Problem
Using the data below, copy each line that includes the word "Time".

_ _ _ _

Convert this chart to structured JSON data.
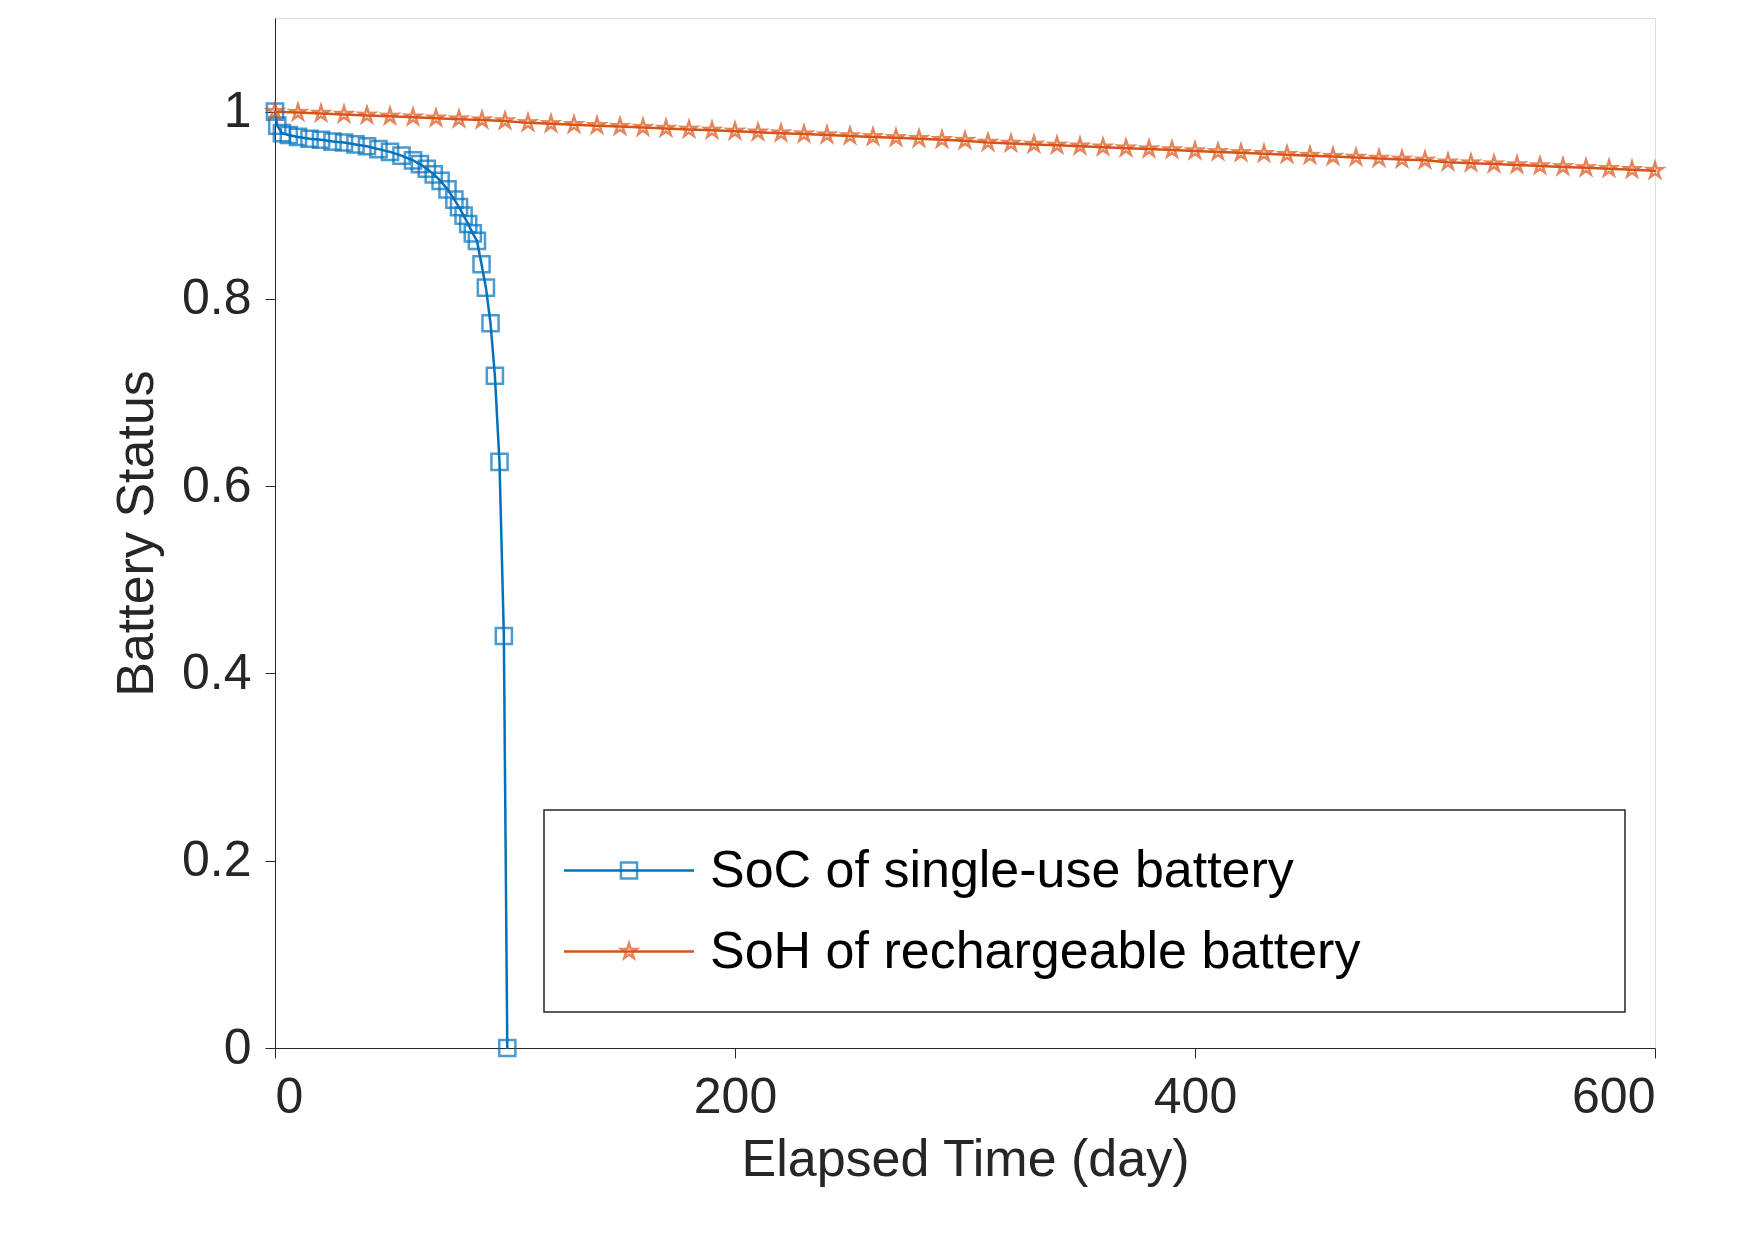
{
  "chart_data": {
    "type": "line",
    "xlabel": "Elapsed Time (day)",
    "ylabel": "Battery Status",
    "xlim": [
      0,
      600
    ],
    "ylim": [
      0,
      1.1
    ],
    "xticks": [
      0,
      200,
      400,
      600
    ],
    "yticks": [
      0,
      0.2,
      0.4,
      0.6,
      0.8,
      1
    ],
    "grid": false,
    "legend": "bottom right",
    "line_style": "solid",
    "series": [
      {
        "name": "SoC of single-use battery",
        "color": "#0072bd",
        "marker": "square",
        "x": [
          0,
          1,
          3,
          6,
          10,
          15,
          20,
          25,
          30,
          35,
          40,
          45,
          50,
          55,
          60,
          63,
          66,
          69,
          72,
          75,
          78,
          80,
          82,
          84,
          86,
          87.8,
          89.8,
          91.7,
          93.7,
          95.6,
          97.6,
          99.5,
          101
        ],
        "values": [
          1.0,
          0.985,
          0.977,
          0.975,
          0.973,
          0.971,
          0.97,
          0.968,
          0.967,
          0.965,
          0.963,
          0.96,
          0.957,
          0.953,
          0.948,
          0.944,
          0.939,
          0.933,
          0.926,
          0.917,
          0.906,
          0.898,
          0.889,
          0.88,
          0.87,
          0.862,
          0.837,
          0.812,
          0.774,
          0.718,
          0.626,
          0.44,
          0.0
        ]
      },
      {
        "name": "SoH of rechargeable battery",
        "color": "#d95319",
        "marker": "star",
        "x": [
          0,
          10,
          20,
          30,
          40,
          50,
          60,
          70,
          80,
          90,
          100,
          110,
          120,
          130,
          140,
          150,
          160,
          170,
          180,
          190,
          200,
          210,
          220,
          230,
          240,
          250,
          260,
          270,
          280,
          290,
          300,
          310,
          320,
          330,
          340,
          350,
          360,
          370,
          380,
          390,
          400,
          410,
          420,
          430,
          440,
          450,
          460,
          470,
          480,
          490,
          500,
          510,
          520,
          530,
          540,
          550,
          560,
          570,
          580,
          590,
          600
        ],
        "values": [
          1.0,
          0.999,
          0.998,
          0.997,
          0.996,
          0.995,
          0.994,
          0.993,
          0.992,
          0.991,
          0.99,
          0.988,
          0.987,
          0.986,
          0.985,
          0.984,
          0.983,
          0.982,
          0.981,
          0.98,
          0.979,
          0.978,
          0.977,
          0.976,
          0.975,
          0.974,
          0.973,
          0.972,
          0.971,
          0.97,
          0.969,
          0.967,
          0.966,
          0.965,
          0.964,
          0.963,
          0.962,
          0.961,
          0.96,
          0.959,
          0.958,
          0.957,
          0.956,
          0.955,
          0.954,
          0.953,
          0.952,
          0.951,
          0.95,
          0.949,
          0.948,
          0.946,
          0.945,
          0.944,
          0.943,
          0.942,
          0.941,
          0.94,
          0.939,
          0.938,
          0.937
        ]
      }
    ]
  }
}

_ _ _ _

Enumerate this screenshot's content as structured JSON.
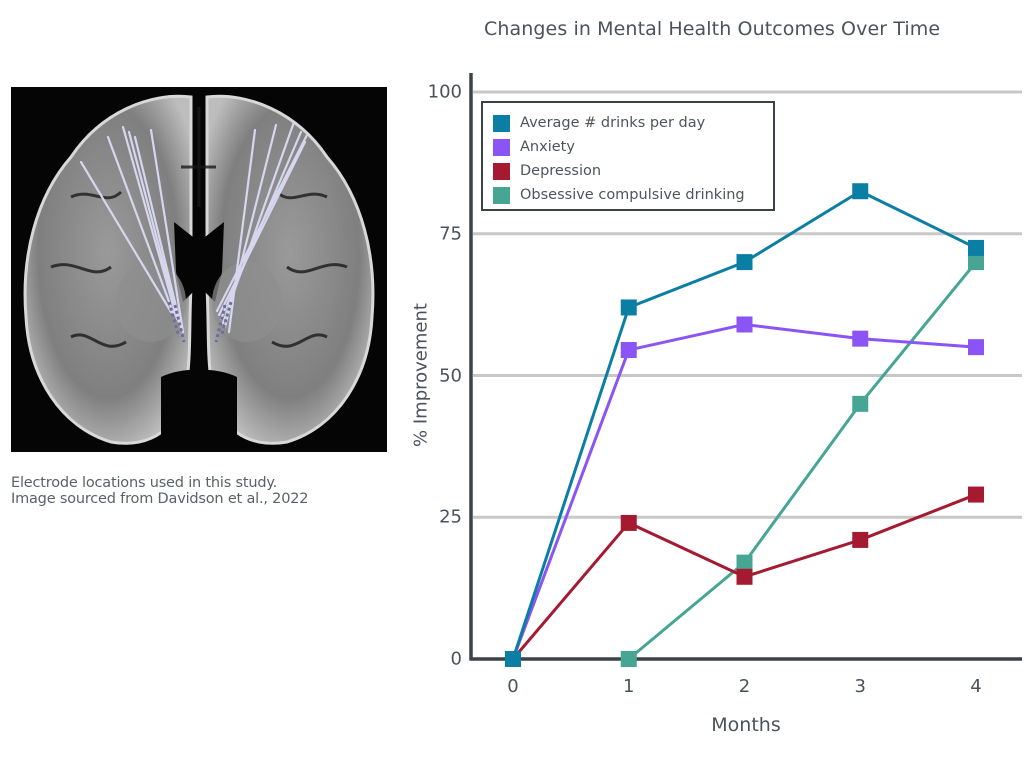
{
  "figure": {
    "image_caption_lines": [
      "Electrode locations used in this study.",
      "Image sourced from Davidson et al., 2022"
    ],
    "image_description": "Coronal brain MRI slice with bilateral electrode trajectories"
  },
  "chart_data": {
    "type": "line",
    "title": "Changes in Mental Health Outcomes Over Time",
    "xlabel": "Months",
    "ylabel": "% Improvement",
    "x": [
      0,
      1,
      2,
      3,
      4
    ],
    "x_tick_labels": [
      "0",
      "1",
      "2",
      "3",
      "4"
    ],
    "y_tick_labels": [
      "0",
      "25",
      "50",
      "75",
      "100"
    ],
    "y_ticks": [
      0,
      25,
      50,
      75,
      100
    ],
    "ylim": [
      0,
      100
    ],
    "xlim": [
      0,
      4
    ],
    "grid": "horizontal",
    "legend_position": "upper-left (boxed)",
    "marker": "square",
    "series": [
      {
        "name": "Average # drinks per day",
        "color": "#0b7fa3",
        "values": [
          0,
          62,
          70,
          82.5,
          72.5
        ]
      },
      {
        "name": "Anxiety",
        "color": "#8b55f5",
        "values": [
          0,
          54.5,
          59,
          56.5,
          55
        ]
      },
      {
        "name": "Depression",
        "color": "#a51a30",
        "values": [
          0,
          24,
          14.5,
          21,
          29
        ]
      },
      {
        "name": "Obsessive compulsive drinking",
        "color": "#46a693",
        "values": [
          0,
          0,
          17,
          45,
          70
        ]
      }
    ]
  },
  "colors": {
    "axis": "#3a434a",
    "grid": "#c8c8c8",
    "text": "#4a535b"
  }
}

_ _ _ _

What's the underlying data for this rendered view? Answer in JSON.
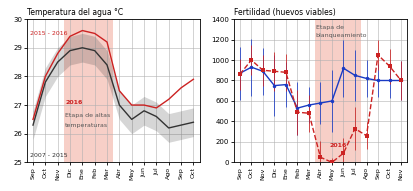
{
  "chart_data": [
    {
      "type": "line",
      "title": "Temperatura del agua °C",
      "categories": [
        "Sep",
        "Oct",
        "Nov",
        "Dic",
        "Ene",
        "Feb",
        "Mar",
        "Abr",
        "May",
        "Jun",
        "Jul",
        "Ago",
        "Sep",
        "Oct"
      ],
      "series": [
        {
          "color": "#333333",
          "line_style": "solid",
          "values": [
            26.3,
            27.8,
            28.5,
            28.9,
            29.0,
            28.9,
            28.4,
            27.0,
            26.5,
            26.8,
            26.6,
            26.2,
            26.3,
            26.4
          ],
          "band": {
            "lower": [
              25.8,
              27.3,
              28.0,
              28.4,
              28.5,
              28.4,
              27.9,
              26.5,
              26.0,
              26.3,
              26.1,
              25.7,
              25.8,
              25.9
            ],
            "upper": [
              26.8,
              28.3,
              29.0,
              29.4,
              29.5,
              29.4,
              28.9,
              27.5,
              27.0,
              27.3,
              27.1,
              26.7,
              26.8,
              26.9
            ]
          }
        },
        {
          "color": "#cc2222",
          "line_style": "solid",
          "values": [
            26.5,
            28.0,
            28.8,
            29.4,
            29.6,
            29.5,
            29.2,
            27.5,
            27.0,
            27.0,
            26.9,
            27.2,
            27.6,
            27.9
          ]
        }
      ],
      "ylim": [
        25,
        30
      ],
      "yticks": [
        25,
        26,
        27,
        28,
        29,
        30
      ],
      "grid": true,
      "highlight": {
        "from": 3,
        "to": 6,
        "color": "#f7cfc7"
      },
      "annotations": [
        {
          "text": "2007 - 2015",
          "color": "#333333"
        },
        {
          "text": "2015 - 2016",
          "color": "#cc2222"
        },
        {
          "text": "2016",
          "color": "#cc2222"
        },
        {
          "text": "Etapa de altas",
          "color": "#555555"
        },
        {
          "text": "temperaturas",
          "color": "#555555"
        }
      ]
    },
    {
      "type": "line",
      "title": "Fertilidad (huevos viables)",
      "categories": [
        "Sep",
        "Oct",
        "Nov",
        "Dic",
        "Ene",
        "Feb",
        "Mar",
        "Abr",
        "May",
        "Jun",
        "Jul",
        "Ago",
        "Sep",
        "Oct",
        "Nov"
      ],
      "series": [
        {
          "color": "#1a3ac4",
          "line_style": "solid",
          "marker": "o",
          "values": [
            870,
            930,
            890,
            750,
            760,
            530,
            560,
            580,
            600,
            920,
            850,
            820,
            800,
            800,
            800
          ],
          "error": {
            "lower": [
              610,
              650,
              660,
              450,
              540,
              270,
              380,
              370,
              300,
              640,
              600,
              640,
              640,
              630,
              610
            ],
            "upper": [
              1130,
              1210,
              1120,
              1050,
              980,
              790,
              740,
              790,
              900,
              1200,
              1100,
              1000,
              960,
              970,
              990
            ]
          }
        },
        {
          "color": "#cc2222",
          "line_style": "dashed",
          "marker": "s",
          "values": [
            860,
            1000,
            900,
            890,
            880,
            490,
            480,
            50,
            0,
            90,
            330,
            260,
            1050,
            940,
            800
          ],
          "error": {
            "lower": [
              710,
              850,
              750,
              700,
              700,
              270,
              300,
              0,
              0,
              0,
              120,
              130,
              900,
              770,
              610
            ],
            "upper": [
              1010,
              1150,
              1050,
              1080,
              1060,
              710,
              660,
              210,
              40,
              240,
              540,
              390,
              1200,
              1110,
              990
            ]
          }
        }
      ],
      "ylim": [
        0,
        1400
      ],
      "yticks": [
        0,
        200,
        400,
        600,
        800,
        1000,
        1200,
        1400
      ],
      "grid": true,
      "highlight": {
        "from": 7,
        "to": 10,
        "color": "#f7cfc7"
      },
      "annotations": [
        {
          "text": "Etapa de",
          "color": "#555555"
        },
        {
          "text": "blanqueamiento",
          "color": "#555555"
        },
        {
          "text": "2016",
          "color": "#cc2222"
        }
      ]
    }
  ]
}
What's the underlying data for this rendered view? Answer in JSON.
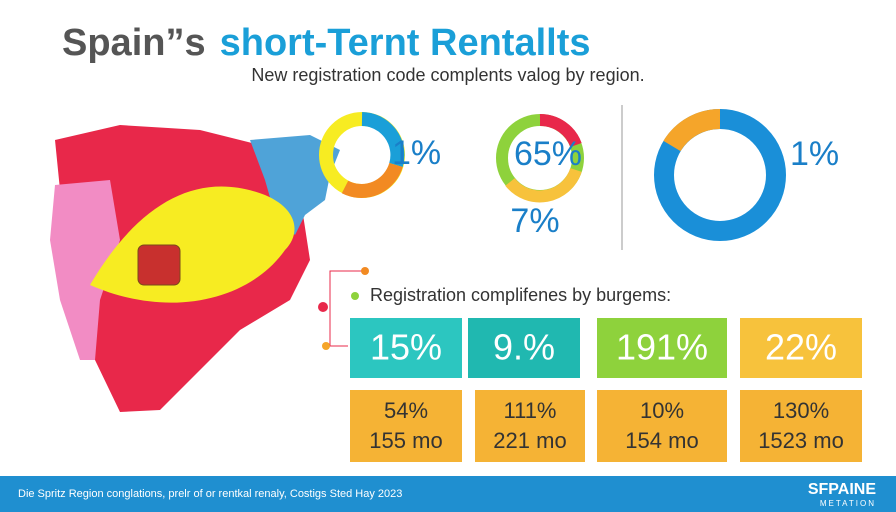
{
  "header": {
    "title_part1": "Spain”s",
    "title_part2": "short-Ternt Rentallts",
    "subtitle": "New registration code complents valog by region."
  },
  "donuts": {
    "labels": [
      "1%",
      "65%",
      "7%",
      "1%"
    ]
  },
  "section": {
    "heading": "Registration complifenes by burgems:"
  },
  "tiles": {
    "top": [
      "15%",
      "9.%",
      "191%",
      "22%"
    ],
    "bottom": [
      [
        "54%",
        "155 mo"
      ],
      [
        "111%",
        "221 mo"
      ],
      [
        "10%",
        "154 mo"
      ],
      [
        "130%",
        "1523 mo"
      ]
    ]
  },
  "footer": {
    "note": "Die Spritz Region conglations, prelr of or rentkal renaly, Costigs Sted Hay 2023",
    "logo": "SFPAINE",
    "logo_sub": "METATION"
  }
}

_ _ _ _

Answer below
    "xlabel": "Elapsed Time (day)",
    "title": "Changes in Mental Health Outcomes Over Time",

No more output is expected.